=== DATASET EXTRACT ===
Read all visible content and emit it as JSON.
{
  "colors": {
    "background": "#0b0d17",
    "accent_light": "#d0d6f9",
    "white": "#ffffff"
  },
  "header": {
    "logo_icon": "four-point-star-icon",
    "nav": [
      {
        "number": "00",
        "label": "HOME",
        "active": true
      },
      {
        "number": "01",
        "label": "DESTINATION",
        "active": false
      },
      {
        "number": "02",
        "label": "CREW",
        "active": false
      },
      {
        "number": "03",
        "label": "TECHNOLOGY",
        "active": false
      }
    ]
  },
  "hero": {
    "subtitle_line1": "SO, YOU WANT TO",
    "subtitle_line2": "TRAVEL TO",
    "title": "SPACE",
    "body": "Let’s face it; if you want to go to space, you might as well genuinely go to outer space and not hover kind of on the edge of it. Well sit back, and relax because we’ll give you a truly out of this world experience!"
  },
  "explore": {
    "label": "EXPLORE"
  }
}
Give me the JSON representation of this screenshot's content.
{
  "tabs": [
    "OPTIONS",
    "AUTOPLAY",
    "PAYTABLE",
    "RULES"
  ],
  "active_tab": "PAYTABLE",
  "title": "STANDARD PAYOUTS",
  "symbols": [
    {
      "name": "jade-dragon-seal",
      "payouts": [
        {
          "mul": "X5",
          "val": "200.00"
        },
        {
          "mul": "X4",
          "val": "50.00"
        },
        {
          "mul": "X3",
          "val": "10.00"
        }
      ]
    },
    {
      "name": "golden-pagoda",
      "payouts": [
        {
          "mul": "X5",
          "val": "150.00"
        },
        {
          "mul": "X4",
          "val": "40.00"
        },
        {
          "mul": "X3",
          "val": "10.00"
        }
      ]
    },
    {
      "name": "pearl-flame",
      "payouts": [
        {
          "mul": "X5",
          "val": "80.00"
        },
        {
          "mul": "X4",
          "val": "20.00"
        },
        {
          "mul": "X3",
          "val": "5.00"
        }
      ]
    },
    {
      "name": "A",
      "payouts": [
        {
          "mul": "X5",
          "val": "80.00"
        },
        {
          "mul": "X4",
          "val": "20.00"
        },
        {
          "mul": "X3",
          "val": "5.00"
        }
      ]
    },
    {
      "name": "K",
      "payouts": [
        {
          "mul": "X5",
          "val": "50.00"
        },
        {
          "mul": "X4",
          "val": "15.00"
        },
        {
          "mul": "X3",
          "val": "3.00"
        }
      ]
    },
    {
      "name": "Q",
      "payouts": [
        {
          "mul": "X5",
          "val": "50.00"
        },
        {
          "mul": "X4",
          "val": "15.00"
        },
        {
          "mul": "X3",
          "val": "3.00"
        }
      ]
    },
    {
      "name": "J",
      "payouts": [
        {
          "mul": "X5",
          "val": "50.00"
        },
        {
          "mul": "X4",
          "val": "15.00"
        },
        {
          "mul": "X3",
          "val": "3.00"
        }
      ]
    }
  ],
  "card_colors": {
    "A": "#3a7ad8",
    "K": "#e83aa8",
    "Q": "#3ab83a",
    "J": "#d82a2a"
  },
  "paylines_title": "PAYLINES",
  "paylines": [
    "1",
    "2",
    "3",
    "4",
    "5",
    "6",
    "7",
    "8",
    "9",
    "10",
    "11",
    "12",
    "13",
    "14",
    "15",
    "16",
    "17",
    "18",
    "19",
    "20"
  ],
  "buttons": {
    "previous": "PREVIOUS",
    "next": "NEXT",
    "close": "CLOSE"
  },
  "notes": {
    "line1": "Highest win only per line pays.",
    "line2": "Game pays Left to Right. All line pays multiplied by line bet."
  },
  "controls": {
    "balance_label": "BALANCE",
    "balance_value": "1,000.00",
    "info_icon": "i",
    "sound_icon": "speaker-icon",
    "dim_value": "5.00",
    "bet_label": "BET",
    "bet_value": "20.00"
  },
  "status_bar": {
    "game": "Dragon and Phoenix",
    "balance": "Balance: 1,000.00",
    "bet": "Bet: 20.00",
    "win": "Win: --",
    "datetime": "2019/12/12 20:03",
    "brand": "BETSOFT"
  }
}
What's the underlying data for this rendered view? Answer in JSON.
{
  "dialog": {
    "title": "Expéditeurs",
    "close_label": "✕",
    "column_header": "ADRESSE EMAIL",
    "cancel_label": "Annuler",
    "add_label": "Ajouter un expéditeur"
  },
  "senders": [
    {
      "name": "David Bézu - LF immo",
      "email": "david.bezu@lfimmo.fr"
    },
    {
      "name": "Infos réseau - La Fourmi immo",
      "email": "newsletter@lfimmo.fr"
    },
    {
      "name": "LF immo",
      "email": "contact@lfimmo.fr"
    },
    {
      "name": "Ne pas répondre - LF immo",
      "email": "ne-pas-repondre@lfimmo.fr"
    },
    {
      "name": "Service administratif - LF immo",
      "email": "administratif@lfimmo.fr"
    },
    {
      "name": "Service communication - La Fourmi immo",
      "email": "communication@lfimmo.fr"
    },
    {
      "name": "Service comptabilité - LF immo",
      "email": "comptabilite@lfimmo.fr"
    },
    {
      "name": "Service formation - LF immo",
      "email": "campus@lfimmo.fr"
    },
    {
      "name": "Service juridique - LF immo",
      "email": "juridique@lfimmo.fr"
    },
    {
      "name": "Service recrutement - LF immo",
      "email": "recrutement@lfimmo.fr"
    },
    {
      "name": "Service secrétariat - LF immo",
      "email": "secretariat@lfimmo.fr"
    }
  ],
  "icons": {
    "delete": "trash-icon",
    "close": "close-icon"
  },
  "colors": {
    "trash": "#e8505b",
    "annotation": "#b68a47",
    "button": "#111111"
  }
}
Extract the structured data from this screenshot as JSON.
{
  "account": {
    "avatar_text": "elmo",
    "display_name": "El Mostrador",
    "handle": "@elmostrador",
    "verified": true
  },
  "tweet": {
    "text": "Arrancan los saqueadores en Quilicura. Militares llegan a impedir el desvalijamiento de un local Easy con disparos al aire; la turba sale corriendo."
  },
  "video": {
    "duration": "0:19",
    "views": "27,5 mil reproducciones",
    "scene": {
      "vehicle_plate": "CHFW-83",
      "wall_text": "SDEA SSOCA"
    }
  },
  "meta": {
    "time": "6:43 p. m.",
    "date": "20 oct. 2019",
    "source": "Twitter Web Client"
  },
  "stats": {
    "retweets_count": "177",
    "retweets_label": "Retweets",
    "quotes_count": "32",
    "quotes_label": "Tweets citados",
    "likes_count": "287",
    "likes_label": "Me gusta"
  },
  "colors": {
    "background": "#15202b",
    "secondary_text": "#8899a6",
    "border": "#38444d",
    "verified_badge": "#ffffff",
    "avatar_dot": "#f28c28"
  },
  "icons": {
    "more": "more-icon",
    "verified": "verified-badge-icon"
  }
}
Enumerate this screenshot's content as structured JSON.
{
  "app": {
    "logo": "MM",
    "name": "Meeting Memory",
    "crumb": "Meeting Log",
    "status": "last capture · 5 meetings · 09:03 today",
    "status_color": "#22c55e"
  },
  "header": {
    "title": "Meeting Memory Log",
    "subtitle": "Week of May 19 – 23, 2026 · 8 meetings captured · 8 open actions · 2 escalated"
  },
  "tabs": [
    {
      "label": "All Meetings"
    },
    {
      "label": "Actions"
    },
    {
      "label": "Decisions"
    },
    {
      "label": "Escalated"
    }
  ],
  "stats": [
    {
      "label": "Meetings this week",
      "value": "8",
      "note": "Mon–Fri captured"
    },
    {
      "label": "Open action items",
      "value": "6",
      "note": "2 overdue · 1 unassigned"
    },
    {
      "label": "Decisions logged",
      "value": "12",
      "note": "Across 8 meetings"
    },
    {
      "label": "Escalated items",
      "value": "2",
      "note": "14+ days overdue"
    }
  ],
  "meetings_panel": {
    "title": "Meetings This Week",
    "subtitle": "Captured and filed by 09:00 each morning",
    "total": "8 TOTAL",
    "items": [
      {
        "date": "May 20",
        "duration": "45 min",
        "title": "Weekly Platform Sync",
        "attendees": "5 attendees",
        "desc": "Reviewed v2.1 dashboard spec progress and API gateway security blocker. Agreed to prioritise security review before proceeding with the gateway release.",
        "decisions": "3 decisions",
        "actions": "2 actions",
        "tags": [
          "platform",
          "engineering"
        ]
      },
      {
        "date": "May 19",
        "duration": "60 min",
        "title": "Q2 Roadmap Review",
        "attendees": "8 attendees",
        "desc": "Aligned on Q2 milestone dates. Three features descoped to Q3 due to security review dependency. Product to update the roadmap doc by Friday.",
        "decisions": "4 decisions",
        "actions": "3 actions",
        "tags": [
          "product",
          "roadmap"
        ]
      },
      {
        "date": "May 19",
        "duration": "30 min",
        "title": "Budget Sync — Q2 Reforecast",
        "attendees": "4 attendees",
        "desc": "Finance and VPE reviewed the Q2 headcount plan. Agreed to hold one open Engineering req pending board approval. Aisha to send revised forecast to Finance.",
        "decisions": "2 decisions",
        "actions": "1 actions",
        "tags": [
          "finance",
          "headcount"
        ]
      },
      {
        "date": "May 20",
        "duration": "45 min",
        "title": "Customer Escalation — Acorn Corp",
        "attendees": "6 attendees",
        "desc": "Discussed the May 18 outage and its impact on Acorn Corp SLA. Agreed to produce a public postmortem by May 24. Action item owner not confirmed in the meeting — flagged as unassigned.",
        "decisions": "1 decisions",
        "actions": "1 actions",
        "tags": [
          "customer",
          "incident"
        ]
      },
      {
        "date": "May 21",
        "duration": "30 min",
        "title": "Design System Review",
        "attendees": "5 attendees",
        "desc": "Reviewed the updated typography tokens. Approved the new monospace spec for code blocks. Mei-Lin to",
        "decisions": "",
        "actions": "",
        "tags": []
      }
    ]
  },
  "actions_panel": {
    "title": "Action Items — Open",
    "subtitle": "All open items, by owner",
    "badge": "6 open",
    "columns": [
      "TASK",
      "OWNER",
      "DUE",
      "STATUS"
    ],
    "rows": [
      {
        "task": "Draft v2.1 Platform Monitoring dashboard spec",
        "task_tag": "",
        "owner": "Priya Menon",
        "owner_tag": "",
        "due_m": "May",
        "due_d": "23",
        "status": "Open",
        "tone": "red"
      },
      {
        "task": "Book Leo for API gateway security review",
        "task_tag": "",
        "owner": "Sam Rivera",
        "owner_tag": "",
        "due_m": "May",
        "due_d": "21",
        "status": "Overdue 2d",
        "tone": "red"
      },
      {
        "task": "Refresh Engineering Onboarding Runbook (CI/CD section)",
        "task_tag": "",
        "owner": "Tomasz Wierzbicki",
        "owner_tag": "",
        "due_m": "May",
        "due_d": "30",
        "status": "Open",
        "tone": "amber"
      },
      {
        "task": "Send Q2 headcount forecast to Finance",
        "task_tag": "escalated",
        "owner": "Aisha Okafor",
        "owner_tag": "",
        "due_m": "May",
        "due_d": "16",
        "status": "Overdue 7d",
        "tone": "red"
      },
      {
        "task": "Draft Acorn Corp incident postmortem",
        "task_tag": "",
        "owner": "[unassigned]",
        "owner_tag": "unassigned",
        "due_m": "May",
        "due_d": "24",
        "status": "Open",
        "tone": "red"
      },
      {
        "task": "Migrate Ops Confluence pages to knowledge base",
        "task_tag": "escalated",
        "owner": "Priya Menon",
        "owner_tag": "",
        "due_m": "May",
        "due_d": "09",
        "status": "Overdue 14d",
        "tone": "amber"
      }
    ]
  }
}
===
TO BE DONE:
Locate the lines above that hold the word "unassigned". Show every one of them.

ANSWER TO THIS TASK:
      "note": "2 overdue · 1 unassigned"
        "desc": "Discussed the May 18 outage and its impact on Acorn Corp SLA. Agreed to produce a public postmortem by May 24. Action item owner not confirmed in the meeting — flagged as unassigned.",
        "owner": "[unassigned]",
        "owner_tag": "unassigned",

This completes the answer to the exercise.